### RAW DATA
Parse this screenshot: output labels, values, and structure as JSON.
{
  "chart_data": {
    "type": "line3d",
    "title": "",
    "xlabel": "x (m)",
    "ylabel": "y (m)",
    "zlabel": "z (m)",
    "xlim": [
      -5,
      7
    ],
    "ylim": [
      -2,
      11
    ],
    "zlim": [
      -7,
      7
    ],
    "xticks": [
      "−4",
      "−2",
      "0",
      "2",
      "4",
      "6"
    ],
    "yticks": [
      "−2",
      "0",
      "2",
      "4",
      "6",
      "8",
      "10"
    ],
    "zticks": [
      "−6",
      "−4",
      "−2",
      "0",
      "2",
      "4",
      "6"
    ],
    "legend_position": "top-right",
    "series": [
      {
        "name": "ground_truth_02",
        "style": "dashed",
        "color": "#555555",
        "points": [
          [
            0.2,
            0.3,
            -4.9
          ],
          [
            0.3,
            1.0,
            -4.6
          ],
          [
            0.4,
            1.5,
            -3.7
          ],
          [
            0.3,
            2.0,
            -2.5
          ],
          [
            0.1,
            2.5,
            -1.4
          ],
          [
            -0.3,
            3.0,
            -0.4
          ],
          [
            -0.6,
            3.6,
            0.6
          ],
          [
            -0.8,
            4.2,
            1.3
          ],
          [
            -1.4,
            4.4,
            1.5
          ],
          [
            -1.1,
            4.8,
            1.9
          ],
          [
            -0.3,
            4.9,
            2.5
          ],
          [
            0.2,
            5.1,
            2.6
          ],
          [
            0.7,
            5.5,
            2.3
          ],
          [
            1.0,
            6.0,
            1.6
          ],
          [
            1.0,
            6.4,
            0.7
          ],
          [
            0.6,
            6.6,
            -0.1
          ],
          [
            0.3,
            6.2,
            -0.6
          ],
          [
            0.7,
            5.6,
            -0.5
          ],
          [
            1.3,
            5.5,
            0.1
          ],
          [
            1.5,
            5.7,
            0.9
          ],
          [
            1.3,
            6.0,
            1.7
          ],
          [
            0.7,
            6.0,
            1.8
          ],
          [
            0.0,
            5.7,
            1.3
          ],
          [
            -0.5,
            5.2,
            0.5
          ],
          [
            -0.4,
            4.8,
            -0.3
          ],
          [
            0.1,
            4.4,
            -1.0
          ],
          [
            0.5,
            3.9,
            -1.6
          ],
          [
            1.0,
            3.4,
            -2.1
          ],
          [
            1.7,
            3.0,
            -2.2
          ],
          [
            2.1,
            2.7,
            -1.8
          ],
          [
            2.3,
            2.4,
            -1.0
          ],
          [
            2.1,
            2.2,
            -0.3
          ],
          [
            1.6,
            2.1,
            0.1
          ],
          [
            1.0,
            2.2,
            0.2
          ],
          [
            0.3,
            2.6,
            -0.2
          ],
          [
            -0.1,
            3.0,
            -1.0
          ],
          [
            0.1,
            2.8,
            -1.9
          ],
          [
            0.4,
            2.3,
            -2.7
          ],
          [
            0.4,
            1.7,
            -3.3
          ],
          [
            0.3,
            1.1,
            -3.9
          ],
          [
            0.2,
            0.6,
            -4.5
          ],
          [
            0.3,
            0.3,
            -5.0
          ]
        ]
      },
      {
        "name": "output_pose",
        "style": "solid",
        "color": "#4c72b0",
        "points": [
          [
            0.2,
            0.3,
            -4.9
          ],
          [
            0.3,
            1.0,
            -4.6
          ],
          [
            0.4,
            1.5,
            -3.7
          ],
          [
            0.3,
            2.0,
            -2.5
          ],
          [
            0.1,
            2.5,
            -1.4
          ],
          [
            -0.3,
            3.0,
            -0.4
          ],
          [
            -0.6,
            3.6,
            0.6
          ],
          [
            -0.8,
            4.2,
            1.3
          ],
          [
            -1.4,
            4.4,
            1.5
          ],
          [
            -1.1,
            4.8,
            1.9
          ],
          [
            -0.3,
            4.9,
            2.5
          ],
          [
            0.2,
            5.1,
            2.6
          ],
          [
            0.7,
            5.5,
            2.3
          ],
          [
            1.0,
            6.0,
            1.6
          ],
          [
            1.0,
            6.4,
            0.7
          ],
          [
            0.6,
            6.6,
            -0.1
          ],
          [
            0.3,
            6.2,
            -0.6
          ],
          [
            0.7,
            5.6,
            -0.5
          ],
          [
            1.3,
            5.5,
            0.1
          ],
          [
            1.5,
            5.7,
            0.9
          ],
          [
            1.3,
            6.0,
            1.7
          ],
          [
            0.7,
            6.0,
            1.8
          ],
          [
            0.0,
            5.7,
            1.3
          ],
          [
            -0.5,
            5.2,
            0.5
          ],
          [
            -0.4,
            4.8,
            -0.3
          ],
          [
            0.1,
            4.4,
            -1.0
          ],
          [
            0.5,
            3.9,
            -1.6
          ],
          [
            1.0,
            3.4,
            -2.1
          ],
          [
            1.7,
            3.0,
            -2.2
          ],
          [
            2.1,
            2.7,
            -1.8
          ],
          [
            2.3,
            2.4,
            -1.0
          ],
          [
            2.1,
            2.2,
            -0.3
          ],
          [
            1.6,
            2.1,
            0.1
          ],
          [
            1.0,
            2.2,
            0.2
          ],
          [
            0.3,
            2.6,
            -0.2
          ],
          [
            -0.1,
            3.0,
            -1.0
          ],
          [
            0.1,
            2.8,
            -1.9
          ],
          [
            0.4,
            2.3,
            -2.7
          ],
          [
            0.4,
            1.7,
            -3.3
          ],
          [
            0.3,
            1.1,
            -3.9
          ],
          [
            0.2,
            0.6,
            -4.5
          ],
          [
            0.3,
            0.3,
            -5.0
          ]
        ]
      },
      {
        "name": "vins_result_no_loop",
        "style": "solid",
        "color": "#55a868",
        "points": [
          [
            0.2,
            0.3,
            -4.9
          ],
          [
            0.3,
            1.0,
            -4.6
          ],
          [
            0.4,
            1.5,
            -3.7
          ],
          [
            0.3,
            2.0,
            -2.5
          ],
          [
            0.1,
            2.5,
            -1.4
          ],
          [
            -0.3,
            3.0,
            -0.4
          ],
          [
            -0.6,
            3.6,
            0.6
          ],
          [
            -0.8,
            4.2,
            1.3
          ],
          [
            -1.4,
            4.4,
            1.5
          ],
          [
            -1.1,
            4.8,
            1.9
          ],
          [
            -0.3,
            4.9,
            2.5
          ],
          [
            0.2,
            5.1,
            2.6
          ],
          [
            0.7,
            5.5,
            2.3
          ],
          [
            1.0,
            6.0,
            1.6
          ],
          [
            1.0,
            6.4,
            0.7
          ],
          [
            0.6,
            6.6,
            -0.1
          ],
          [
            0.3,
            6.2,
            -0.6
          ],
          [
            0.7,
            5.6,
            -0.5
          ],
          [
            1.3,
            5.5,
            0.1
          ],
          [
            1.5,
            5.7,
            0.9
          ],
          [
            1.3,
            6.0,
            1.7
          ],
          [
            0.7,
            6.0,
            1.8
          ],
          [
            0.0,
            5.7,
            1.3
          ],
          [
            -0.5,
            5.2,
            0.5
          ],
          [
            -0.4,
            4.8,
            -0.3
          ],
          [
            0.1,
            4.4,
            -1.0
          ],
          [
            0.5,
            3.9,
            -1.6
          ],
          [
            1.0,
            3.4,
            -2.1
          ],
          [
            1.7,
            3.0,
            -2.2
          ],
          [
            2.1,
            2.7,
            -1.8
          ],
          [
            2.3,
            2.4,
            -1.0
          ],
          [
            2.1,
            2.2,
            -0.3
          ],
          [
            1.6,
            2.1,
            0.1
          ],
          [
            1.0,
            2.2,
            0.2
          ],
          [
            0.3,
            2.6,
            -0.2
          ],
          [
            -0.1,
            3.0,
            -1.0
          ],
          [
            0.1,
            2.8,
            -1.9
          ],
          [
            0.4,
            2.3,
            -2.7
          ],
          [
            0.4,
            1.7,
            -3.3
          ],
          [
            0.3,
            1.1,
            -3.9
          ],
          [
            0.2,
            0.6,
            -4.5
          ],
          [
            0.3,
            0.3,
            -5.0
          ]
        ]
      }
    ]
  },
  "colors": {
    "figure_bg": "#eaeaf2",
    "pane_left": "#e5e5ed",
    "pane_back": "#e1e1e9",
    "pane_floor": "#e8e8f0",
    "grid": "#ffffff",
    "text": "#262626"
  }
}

### WHAT YOU ARE ASKED TO DO
Filter the listing above by the word "name"; copy each line that passes.

### EXPECTED ANSWER
        "name": "ground_truth_02",
        "name": "output_pose",
        "name": "vins_result_no_loop",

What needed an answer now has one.